## Start Extracted records

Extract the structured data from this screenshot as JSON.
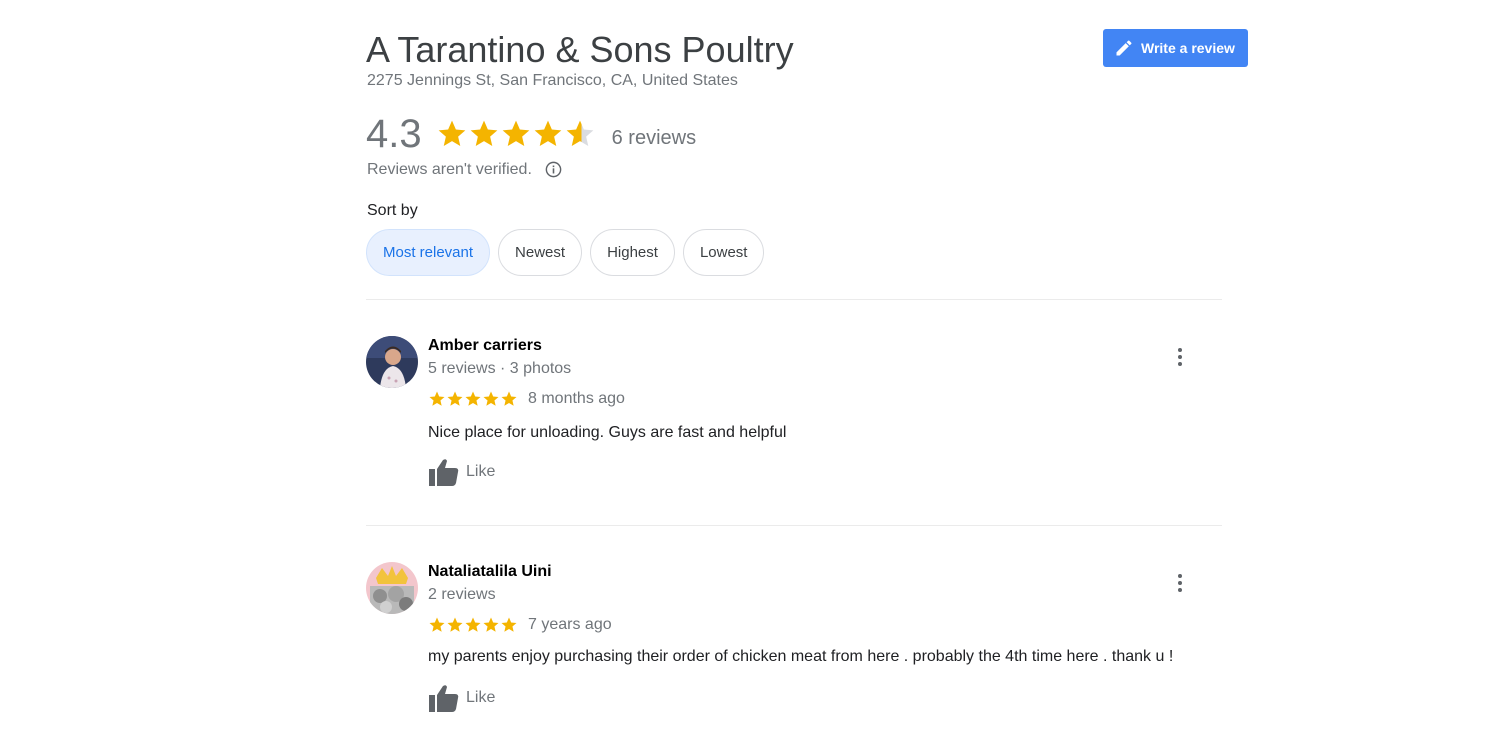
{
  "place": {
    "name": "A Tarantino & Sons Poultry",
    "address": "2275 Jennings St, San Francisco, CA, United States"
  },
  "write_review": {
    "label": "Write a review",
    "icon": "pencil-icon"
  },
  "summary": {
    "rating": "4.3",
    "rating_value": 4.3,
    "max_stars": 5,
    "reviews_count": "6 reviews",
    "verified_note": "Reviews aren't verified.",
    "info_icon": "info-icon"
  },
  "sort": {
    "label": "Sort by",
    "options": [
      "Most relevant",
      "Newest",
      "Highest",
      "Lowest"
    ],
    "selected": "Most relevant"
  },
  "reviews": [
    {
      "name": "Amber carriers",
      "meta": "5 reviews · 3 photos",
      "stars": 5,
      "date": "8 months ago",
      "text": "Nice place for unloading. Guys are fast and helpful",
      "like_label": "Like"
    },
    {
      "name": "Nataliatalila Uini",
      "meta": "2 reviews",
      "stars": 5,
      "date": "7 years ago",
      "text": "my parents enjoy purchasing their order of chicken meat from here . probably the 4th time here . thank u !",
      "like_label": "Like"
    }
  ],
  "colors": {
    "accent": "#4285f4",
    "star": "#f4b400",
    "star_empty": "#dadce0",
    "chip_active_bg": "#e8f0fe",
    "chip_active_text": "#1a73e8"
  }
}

## End Extracted records

— Task —
State the count of lines that contain the string "Most". Nothing else is needed.

— Result of this task —
2